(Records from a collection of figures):
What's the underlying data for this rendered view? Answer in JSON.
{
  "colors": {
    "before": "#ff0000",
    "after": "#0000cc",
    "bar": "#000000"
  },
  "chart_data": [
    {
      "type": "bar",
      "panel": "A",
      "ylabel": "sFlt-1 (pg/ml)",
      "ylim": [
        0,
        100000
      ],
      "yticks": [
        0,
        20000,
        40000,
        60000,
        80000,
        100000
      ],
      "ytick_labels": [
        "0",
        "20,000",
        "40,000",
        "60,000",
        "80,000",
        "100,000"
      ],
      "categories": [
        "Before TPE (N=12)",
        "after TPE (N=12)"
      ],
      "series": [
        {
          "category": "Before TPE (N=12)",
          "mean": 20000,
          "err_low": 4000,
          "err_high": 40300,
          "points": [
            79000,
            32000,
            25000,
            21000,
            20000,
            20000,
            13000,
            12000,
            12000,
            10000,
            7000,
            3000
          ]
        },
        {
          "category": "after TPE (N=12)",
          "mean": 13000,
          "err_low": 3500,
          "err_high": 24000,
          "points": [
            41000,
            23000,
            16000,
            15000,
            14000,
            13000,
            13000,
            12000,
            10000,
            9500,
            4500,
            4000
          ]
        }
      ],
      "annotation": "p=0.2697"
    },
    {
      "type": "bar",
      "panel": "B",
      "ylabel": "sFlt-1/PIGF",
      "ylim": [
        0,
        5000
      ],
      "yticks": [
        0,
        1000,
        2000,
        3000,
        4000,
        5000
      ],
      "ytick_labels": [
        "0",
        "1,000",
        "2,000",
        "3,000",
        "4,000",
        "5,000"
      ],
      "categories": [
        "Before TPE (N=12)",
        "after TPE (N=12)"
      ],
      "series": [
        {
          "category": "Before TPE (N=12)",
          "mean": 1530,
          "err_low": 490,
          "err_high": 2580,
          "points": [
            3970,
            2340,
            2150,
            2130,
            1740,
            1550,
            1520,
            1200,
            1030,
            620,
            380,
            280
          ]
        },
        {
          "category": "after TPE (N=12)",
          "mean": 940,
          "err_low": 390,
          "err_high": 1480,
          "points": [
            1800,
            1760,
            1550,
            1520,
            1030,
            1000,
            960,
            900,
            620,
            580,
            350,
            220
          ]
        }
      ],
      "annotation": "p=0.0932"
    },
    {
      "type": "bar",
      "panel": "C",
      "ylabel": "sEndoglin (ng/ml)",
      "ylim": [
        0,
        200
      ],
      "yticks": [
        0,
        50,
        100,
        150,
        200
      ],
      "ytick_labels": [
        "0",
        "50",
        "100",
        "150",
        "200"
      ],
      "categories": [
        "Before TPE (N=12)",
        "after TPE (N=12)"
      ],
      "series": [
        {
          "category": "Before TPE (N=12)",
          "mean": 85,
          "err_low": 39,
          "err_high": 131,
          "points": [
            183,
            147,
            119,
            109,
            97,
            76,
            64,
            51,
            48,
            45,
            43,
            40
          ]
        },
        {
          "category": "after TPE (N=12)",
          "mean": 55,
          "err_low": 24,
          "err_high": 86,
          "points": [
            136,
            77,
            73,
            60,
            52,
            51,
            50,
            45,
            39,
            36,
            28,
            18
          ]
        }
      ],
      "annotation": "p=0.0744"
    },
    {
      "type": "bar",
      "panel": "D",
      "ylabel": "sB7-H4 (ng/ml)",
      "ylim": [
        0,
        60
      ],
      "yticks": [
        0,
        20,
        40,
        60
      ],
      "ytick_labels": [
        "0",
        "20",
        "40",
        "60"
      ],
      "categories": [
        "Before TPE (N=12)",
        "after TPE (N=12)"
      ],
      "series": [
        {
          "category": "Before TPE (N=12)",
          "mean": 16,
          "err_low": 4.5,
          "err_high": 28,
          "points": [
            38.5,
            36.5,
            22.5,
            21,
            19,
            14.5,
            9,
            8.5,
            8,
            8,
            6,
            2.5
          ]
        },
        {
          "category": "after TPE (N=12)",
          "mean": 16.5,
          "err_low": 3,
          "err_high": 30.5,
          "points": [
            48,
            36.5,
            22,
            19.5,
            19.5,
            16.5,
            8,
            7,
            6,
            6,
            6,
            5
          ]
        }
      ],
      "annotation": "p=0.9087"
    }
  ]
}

(THE EXERCISE): Write down all the entries again without a single difference.

(RIGHT ANSWER):
What's the underlying data for this rendered view? Answer in JSON.
{
  "colors": {
    "before": "#ff0000",
    "after": "#0000cc",
    "bar": "#000000"
  },
  "chart_data": [
    {
      "type": "bar",
      "panel": "A",
      "ylabel": "sFlt-1 (pg/ml)",
      "ylim": [
        0,
        100000
      ],
      "yticks": [
        0,
        20000,
        40000,
        60000,
        80000,
        100000
      ],
      "ytick_labels": [
        "0",
        "20,000",
        "40,000",
        "60,000",
        "80,000",
        "100,000"
      ],
      "categories": [
        "Before TPE (N=12)",
        "after TPE (N=12)"
      ],
      "series": [
        {
          "category": "Before TPE (N=12)",
          "mean": 20000,
          "err_low": 4000,
          "err_high": 40300,
          "points": [
            79000,
            32000,
            25000,
            21000,
            20000,
            20000,
            13000,
            12000,
            12000,
            10000,
            7000,
            3000
          ]
        },
        {
          "category": "after TPE (N=12)",
          "mean": 13000,
          "err_low": 3500,
          "err_high": 24000,
          "points": [
            41000,
            23000,
            16000,
            15000,
            14000,
            13000,
            13000,
            12000,
            10000,
            9500,
            4500,
            4000
          ]
        }
      ],
      "annotation": "p=0.2697"
    },
    {
      "type": "bar",
      "panel": "B",
      "ylabel": "sFlt-1/PIGF",
      "ylim": [
        0,
        5000
      ],
      "yticks": [
        0,
        1000,
        2000,
        3000,
        4000,
        5000
      ],
      "ytick_labels": [
        "0",
        "1,000",
        "2,000",
        "3,000",
        "4,000",
        "5,000"
      ],
      "categories": [
        "Before TPE (N=12)",
        "after TPE (N=12)"
      ],
      "series": [
        {
          "category": "Before TPE (N=12)",
          "mean": 1530,
          "err_low": 490,
          "err_high": 2580,
          "points": [
            3970,
            2340,
            2150,
            2130,
            1740,
            1550,
            1520,
            1200,
            1030,
            620,
            380,
            280
          ]
        },
        {
          "category": "after TPE (N=12)",
          "mean": 940,
          "err_low": 390,
          "err_high": 1480,
          "points": [
            1800,
            1760,
            1550,
            1520,
            1030,
            1000,
            960,
            900,
            620,
            580,
            350,
            220
          ]
        }
      ],
      "annotation": "p=0.0932"
    },
    {
      "type": "bar",
      "panel": "C",
      "ylabel": "sEndoglin (ng/ml)",
      "ylim": [
        0,
        200
      ],
      "yticks": [
        0,
        50,
        100,
        150,
        200
      ],
      "ytick_labels": [
        "0",
        "50",
        "100",
        "150",
        "200"
      ],
      "categories": [
        "Before TPE (N=12)",
        "after TPE (N=12)"
      ],
      "series": [
        {
          "category": "Before TPE (N=12)",
          "mean": 85,
          "err_low": 39,
          "err_high": 131,
          "points": [
            183,
            147,
            119,
            109,
            97,
            76,
            64,
            51,
            48,
            45,
            43,
            40
          ]
        },
        {
          "category": "after TPE (N=12)",
          "mean": 55,
          "err_low": 24,
          "err_high": 86,
          "points": [
            136,
            77,
            73,
            60,
            52,
            51,
            50,
            45,
            39,
            36,
            28,
            18
          ]
        }
      ],
      "annotation": "p=0.0744"
    },
    {
      "type": "bar",
      "panel": "D",
      "ylabel": "sB7-H4 (ng/ml)",
      "ylim": [
        0,
        60
      ],
      "yticks": [
        0,
        20,
        40,
        60
      ],
      "ytick_labels": [
        "0",
        "20",
        "40",
        "60"
      ],
      "categories": [
        "Before TPE (N=12)",
        "after TPE (N=12)"
      ],
      "series": [
        {
          "category": "Before TPE (N=12)",
          "mean": 16,
          "err_low": 4.5,
          "err_high": 28,
          "points": [
            38.5,
            36.5,
            22.5,
            21,
            19,
            14.5,
            9,
            8.5,
            8,
            8,
            6,
            2.5
          ]
        },
        {
          "category": "after TPE (N=12)",
          "mean": 16.5,
          "err_low": 3,
          "err_high": 30.5,
          "points": [
            48,
            36.5,
            22,
            19.5,
            19.5,
            16.5,
            8,
            7,
            6,
            6,
            6,
            5
          ]
        }
      ],
      "annotation": "p=0.9087"
    }
  ]
}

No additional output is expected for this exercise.